'''

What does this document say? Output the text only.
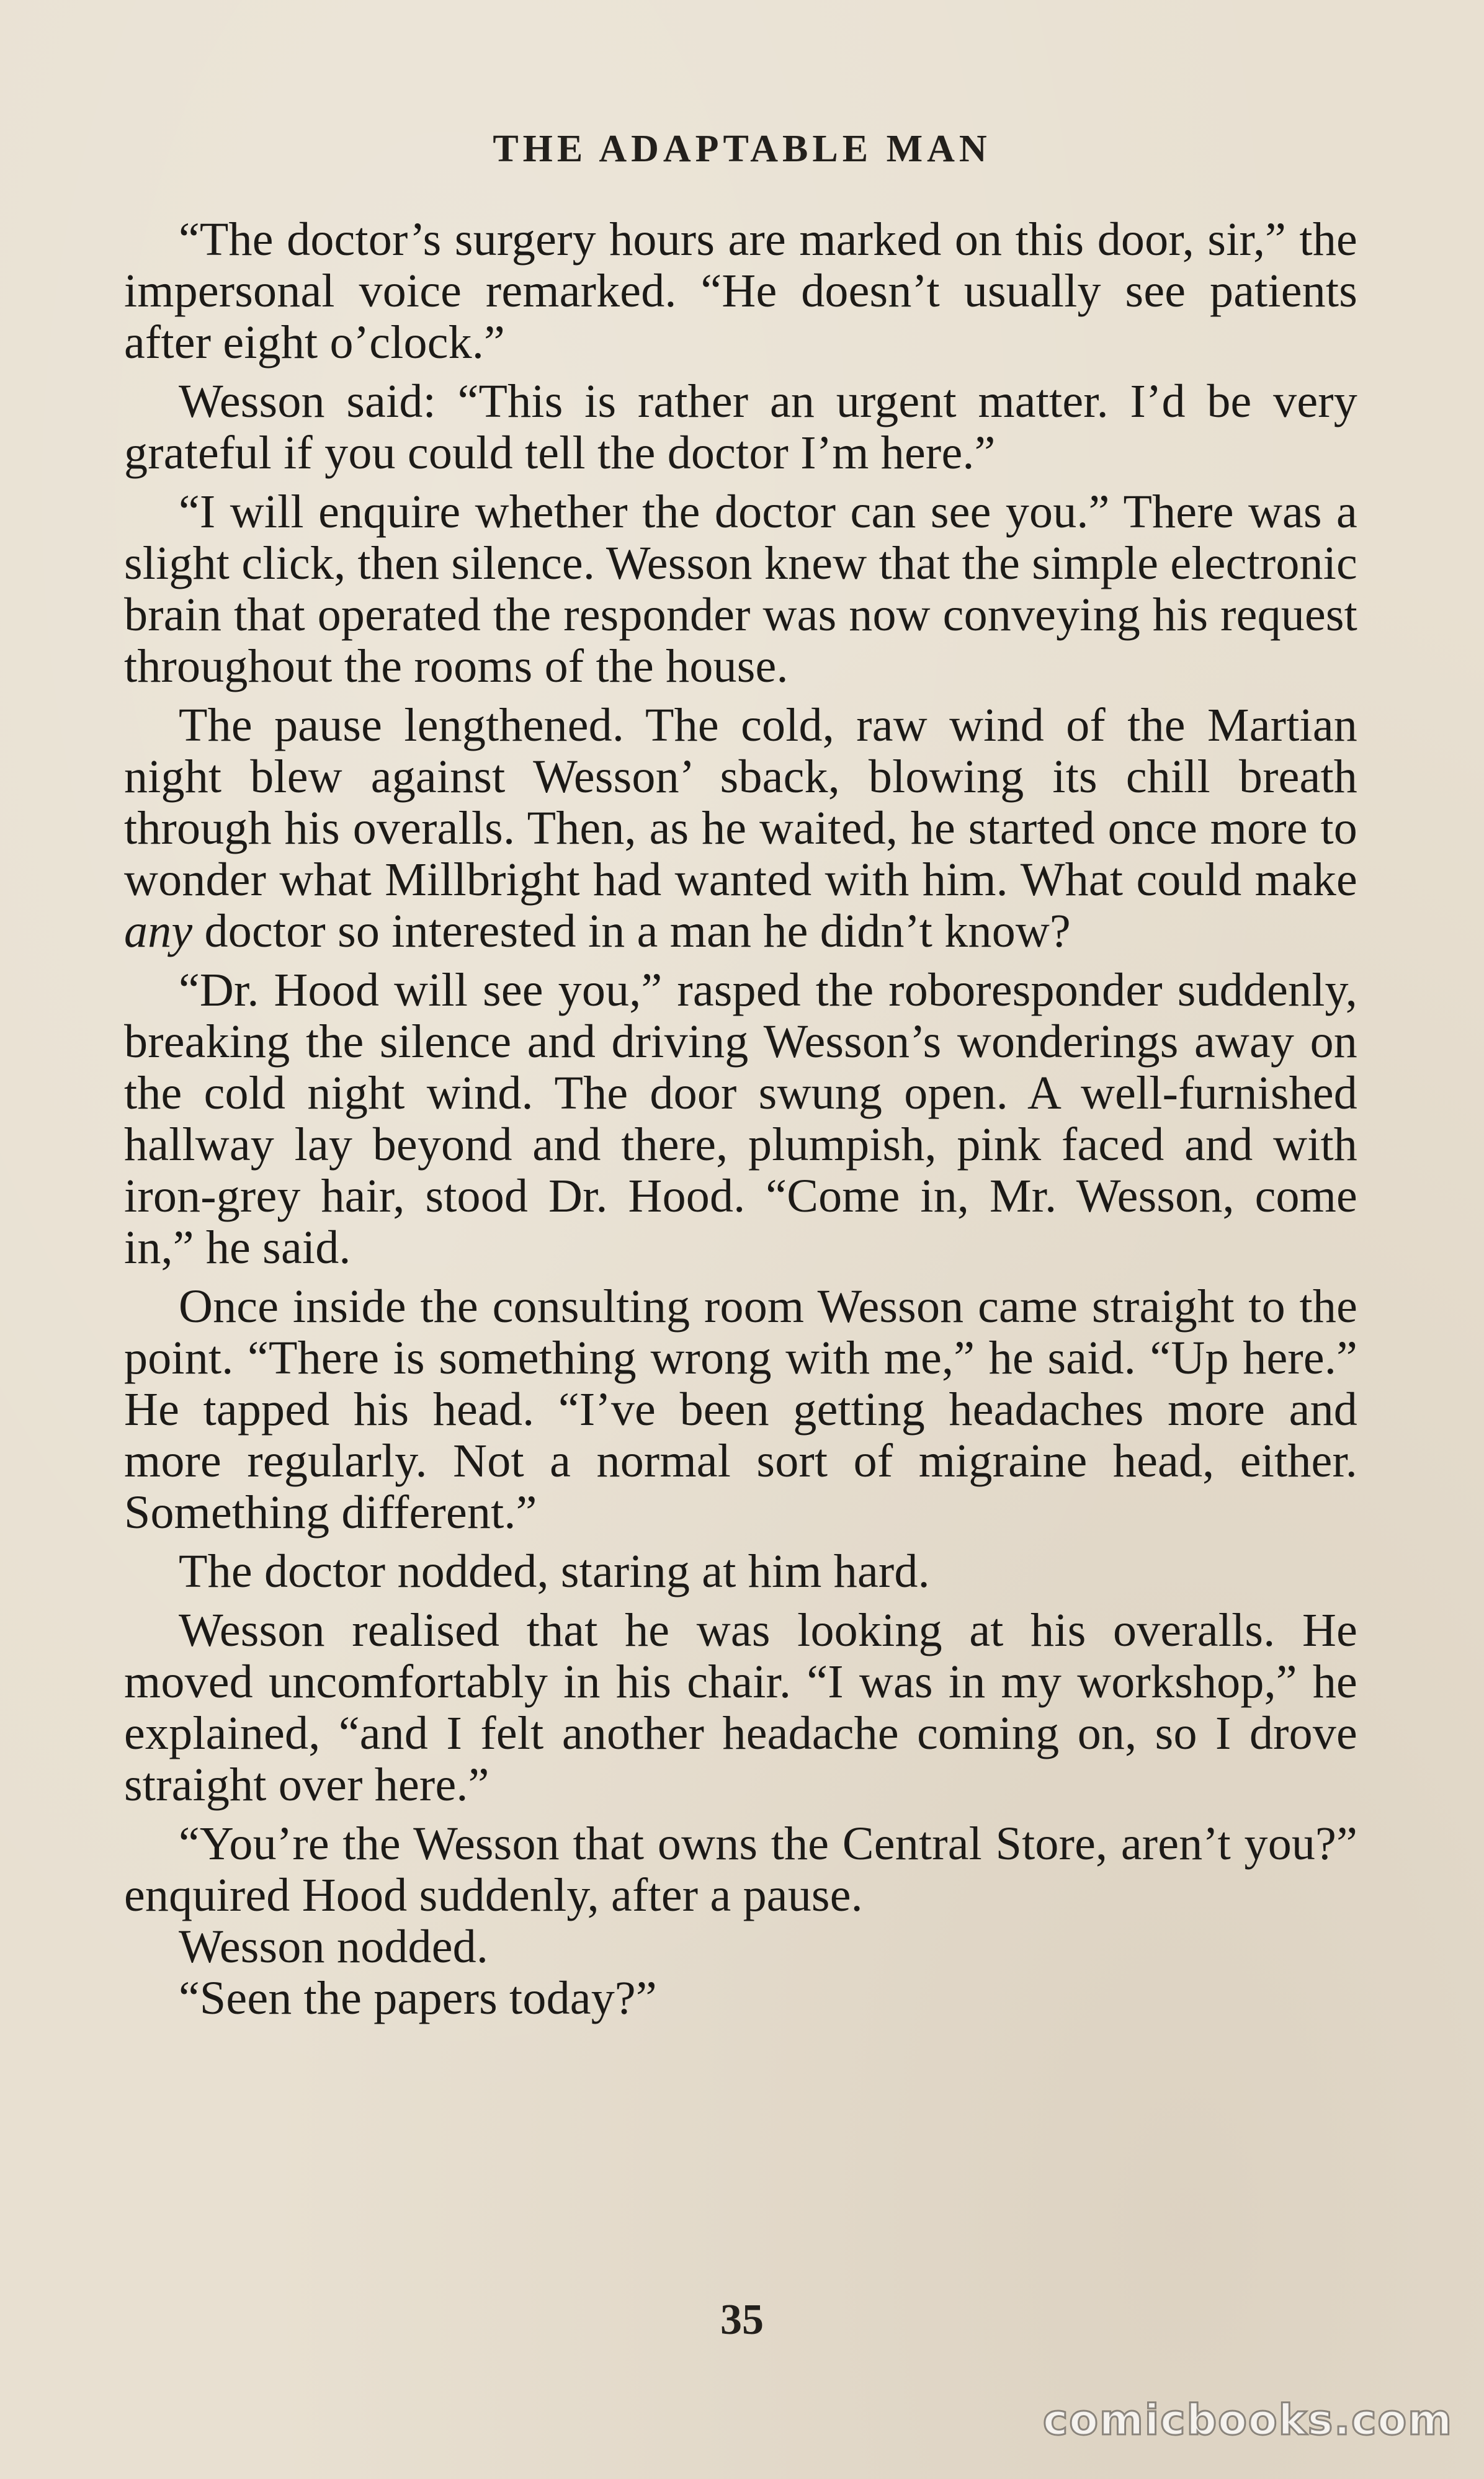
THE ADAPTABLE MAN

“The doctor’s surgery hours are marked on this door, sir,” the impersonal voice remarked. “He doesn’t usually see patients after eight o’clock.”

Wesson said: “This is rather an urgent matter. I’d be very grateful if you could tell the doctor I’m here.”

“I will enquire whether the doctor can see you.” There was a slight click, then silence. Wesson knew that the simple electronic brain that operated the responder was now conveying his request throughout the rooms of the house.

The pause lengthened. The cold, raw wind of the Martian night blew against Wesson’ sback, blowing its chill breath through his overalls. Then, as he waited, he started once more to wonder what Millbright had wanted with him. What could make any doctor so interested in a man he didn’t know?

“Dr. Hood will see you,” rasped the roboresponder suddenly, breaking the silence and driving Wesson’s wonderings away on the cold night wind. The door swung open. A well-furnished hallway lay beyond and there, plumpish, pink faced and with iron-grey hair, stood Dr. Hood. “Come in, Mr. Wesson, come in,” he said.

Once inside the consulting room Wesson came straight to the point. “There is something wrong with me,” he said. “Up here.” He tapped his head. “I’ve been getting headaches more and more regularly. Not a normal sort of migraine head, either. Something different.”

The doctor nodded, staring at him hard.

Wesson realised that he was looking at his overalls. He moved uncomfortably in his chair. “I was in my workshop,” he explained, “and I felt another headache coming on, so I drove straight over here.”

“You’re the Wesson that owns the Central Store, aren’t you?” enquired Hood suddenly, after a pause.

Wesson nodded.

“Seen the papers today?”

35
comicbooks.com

'''
'''

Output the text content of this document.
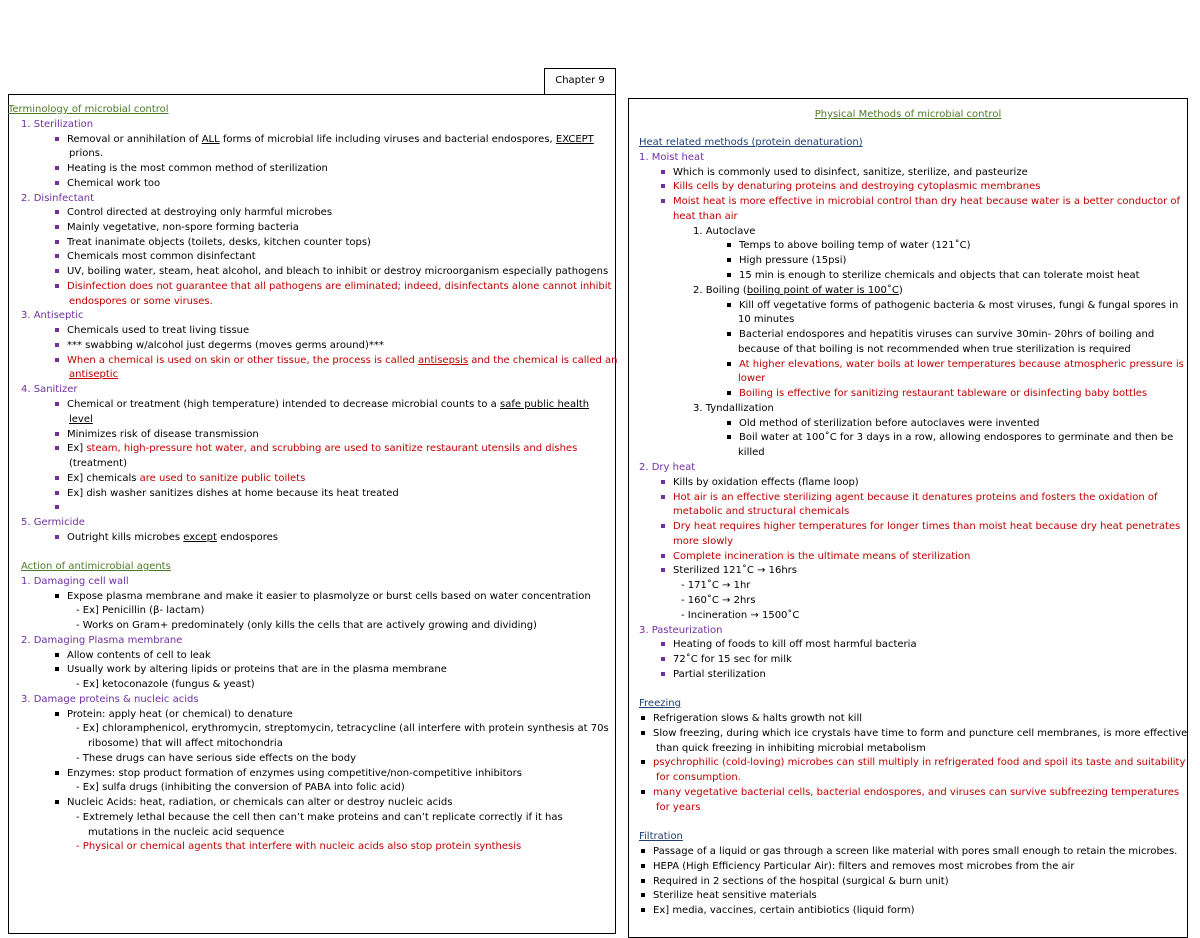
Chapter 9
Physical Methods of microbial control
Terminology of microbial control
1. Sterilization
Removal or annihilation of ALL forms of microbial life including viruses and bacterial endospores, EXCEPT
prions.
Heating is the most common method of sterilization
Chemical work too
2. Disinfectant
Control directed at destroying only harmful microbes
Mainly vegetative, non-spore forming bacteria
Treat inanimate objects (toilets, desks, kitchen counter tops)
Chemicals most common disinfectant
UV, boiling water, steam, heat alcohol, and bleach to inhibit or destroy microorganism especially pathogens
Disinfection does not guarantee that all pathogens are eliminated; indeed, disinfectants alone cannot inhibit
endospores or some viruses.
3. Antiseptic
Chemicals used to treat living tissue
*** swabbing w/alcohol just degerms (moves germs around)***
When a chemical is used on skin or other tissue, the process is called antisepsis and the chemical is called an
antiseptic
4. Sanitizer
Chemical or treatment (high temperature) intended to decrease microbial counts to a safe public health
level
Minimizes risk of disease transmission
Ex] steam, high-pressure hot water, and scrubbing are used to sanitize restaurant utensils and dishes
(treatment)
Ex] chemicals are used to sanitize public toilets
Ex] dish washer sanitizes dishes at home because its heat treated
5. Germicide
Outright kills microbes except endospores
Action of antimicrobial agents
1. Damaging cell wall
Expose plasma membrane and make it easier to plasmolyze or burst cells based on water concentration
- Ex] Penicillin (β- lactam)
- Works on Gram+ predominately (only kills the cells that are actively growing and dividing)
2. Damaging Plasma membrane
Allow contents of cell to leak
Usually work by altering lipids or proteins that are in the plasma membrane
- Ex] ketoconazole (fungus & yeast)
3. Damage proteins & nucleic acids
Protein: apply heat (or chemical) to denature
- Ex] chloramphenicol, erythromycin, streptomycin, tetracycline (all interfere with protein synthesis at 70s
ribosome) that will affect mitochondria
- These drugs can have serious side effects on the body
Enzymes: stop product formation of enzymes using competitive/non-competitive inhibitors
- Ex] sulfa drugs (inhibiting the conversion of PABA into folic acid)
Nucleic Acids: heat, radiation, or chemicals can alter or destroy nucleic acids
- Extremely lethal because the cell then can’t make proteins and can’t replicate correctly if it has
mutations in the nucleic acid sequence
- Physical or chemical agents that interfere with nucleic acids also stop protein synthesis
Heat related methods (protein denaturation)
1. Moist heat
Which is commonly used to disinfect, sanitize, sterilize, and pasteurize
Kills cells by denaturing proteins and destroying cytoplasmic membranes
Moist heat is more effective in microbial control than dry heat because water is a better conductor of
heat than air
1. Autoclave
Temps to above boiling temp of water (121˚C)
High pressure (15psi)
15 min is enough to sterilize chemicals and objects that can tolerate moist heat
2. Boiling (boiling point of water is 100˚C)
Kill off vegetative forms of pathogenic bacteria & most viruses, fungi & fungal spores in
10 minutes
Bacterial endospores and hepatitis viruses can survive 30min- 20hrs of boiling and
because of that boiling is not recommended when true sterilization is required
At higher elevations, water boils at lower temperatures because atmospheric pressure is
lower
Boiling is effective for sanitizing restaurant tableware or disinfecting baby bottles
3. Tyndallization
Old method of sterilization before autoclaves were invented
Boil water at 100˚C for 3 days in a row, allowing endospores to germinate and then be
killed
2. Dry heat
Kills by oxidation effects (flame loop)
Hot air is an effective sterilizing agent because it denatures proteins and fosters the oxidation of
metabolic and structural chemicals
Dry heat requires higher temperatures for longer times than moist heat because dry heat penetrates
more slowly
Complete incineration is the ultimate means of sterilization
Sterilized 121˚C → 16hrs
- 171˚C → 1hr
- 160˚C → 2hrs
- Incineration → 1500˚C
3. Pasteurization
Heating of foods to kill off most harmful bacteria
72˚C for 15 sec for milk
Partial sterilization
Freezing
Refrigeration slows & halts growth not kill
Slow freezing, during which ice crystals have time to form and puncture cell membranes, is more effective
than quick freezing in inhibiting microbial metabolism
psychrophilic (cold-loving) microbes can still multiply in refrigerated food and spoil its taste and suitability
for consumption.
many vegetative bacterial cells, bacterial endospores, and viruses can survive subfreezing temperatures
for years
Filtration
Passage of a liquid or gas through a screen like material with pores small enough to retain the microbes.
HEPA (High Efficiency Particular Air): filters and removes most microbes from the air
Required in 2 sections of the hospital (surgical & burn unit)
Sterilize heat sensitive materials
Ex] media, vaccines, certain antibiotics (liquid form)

'''

**Exercise details**
Find the lines of the listing above that hold "used". Please copy them.

**Answer for the task**
Chemicals used to treat living tissue
When a chemical is used on skin or other tissue, the process is called antisepsis and the chemical is called an
Ex] steam, high-pressure hot water, and scrubbing are used to sanitize restaurant utensils and dishes
Ex] chemicals are used to sanitize public toilets
Which is commonly used to disinfect, sanitize, sterilize, and pasteurize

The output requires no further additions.